_Task requirements_. Reproduce all of the data exactly, with no line skipped.
-------
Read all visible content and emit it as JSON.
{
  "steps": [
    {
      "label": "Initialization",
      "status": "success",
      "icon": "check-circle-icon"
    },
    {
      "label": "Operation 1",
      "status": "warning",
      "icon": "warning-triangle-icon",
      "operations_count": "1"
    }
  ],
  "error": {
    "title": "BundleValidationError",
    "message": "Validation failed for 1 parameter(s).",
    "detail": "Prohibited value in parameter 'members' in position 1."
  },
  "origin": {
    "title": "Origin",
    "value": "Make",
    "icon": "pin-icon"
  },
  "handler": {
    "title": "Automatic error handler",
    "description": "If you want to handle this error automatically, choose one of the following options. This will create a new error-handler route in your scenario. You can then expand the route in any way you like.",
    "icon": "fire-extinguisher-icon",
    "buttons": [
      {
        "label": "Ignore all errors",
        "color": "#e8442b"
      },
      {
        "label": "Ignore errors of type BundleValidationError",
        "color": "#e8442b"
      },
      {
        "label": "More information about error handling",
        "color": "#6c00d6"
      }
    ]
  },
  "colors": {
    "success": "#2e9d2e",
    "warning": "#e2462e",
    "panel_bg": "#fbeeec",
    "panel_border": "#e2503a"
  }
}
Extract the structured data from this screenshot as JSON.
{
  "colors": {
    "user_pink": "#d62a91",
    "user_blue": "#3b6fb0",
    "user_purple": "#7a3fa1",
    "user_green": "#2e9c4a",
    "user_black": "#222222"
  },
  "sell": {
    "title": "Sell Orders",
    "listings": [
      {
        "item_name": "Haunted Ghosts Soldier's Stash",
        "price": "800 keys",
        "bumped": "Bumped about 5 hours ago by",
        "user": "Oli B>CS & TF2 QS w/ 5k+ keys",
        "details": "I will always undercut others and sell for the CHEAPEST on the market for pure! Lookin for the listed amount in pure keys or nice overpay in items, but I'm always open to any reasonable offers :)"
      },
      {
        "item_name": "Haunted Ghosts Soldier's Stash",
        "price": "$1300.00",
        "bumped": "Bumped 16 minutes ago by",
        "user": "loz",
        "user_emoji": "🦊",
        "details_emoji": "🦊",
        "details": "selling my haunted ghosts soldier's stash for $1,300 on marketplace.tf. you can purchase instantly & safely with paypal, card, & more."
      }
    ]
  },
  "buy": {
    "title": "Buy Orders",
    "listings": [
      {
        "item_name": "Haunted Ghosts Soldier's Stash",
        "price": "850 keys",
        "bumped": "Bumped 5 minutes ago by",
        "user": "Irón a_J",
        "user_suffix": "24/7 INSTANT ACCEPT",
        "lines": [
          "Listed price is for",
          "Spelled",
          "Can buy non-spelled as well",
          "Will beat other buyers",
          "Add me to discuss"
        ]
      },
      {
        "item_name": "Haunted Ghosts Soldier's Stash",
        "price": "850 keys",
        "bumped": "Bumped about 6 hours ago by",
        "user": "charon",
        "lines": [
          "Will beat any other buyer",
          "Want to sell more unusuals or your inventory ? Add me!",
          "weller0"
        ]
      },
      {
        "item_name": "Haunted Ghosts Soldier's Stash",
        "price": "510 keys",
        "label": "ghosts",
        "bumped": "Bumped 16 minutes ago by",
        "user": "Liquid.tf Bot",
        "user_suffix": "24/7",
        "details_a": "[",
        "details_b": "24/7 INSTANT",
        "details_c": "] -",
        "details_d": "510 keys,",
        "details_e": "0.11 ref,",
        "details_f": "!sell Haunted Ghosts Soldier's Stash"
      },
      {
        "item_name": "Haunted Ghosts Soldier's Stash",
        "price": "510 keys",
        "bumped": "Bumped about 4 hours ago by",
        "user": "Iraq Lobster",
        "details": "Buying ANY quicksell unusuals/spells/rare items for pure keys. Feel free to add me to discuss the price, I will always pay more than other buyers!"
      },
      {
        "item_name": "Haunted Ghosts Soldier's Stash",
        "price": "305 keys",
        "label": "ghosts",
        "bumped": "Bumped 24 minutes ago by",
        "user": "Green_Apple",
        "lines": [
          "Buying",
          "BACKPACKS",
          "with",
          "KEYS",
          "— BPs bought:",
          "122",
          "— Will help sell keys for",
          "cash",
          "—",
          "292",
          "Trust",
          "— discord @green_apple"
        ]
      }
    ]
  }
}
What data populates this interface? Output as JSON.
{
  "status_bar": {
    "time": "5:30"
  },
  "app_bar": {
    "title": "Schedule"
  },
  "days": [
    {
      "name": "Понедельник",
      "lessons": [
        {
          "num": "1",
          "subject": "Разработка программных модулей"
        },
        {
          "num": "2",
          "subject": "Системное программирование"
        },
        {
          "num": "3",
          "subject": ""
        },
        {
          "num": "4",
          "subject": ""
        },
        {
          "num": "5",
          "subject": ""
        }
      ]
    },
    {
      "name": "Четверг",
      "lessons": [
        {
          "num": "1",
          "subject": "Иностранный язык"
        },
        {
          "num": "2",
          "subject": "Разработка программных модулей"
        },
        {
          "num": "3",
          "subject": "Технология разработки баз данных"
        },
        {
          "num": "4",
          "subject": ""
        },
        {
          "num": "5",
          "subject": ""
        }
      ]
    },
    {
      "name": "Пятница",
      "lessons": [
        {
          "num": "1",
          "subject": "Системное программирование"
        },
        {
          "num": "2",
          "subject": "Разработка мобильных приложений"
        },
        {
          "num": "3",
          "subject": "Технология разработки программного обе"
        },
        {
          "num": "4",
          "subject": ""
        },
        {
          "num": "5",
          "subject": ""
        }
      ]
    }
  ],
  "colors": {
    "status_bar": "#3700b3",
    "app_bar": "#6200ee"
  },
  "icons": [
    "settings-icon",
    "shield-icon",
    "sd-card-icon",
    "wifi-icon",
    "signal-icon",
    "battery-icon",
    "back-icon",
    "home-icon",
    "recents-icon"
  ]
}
-------
_In response_.
Read all visible content and emit it as JSON.
{
  "steps": [
    {
      "label": "Initialization",
      "status": "success",
      "icon": "check-circle-icon"
    },
    {
      "label": "Operation 1",
      "status": "warning",
      "icon": "warning-triangle-icon",
      "operations_count": "1"
    }
  ],
  "error": {
    "title": "BundleValidationError",
    "message": "Validation failed for 1 parameter(s).",
    "detail": "Prohibited value in parameter 'members' in position 1."
  },
  "origin": {
    "title": "Origin",
    "value": "Make",
    "icon": "pin-icon"
  },
  "handler": {
    "title": "Automatic error handler",
    "description": "If you want to handle this error automatically, choose one of the following options. This will create a new error-handler route in your scenario. You can then expand the route in any way you like.",
    "icon": "fire-extinguisher-icon",
    "buttons": [
      {
        "label": "Ignore all errors",
        "color": "#e8442b"
      },
      {
        "label": "Ignore errors of type BundleValidationError",
        "color": "#e8442b"
      },
      {
        "label": "More information about error handling",
        "color": "#6c00d6"
      }
    ]
  },
  "colors": {
    "success": "#2e9d2e",
    "warning": "#e2462e",
    "panel_bg": "#fbeeec",
    "panel_border": "#e2503a"
  }
}
Extract the structured data from this screenshot as JSON.
{
  "colors": {
    "user_pink": "#d62a91",
    "user_blue": "#3b6fb0",
    "user_purple": "#7a3fa1",
    "user_green": "#2e9c4a",
    "user_black": "#222222"
  },
  "sell": {
    "title": "Sell Orders",
    "listings": [
      {
        "item_name": "Haunted Ghosts Soldier's Stash",
        "price": "800 keys",
        "bumped": "Bumped about 5 hours ago by",
        "user": "Oli B>CS & TF2 QS w/ 5k+ keys",
        "details": "I will always undercut others and sell for the CHEAPEST on the market for pure! Lookin for the listed amount in pure keys or nice overpay in items, but I'm always open to any reasonable offers :)"
      },
      {
        "item_name": "Haunted Ghosts Soldier's Stash",
        "price": "$1300.00",
        "bumped": "Bumped 16 minutes ago by",
        "user": "loz",
        "user_emoji": "🦊",
        "details_emoji": "🦊",
        "details": "selling my haunted ghosts soldier's stash for $1,300 on marketplace.tf. you can purchase instantly & safely with paypal, card, & more."
      }
    ]
  },
  "buy": {
    "title": "Buy Orders",
    "listings": [
      {
        "item_name": "Haunted Ghosts Soldier's Stash",
        "price": "850 keys",
        "bumped": "Bumped 5 minutes ago by",
        "user": "Irón a_J",
        "user_suffix": "24/7 INSTANT ACCEPT",
        "lines": [
          "Listed price is for",
          "Spelled",
          "Can buy non-spelled as well",
          "Will beat other buyers",
          "Add me to discuss"
        ]
      },
      {
        "item_name": "Haunted Ghosts Soldier's Stash",
        "price": "850 keys",
        "bumped": "Bumped about 6 hours ago by",
        "user": "charon",
        "lines": [
          "Will beat any other buyer",
          "Want to sell more unusuals or your inventory ? Add me!",
          "weller0"
        ]
      },
      {
        "item_name": "Haunted Ghosts Soldier's Stash",
        "price": "510 keys",
        "label": "ghosts",
        "bumped": "Bumped 16 minutes ago by",
        "user": "Liquid.tf Bot",
        "user_suffix": "24/7",
        "details_a": "[",
        "details_b": "24/7 INSTANT",
        "details_c": "] -",
        "details_d": "510 keys,",
        "details_e": "0.11 ref,",
        "details_f": "!sell Haunted Ghosts Soldier's Stash"
      },
      {
        "item_name": "Haunted Ghosts Soldier's Stash",
        "price": "510 keys",
        "bumped": "Bumped about 4 hours ago by",
        "user": "Iraq Lobster",
        "details": "Buying ANY quicksell unusuals/spells/rare items for pure keys. Feel free to add me to discuss the price, I will always pay more than other buyers!"
      },
      {
        "item_name": "Haunted Ghosts Soldier's Stash",
        "price": "305 keys",
        "label": "ghosts",
        "bumped": "Bumped 24 minutes ago by",
        "user": "Green_Apple",
        "lines": [
          "Buying",
          "BACKPACKS",
          "with",
          "KEYS",
          "— BPs bought:",
          "122",
          "— Will help sell keys for",
          "cash",
          "—",
          "292",
          "Trust",
          "— discord @green_apple"
        ]
      }
    ]
  }
}
What data populates this interface? Output as JSON.
{
  "status_bar": {
    "time": "5:30"
  },
  "app_bar": {
    "title": "Schedule"
  },
  "days": [
    {
      "name": "Понедельник",
      "lessons": [
        {
          "num": "1",
          "subject": "Разработка программных модулей"
        },
        {
          "num": "2",
          "subject": "Системное программирование"
        },
        {
          "num": "3",
          "subject": ""
        },
        {
          "num": "4",
          "subject": ""
        },
        {
          "num": "5",
          "subject": ""
        }
      ]
    },
    {
      "name": "Четверг",
      "lessons": [
        {
          "num": "1",
          "subject": "Иностранный язык"
        },
        {
          "num": "2",
          "subject": "Разработка программных модулей"
        },
        {
          "num": "3",
          "subject": "Технология разработки баз данных"
        },
        {
          "num": "4",
          "subject": ""
        },
        {
          "num": "5",
          "subject": ""
        }
      ]
    },
    {
      "name": "Пятница",
      "lessons": [
        {
          "num": "1",
          "subject": "Системное программирование"
        },
        {
          "num": "2",
          "subject": "Разработка мобильных приложений"
        },
        {
          "num": "3",
          "subject": "Технология разработки программного обе"
        },
        {
          "num": "4",
          "subject": ""
        },
        {
          "num": "5",
          "subject": ""
        }
      ]
    }
  ],
  "colors": {
    "status_bar": "#3700b3",
    "app_bar": "#6200ee"
  },
  "icons": [
    "settings-icon",
    "shield-icon",
    "sd-card-icon",
    "wifi-icon",
    "signal-icon",
    "battery-icon",
    "back-icon",
    "home-icon",
    "recents-icon"
  ]
}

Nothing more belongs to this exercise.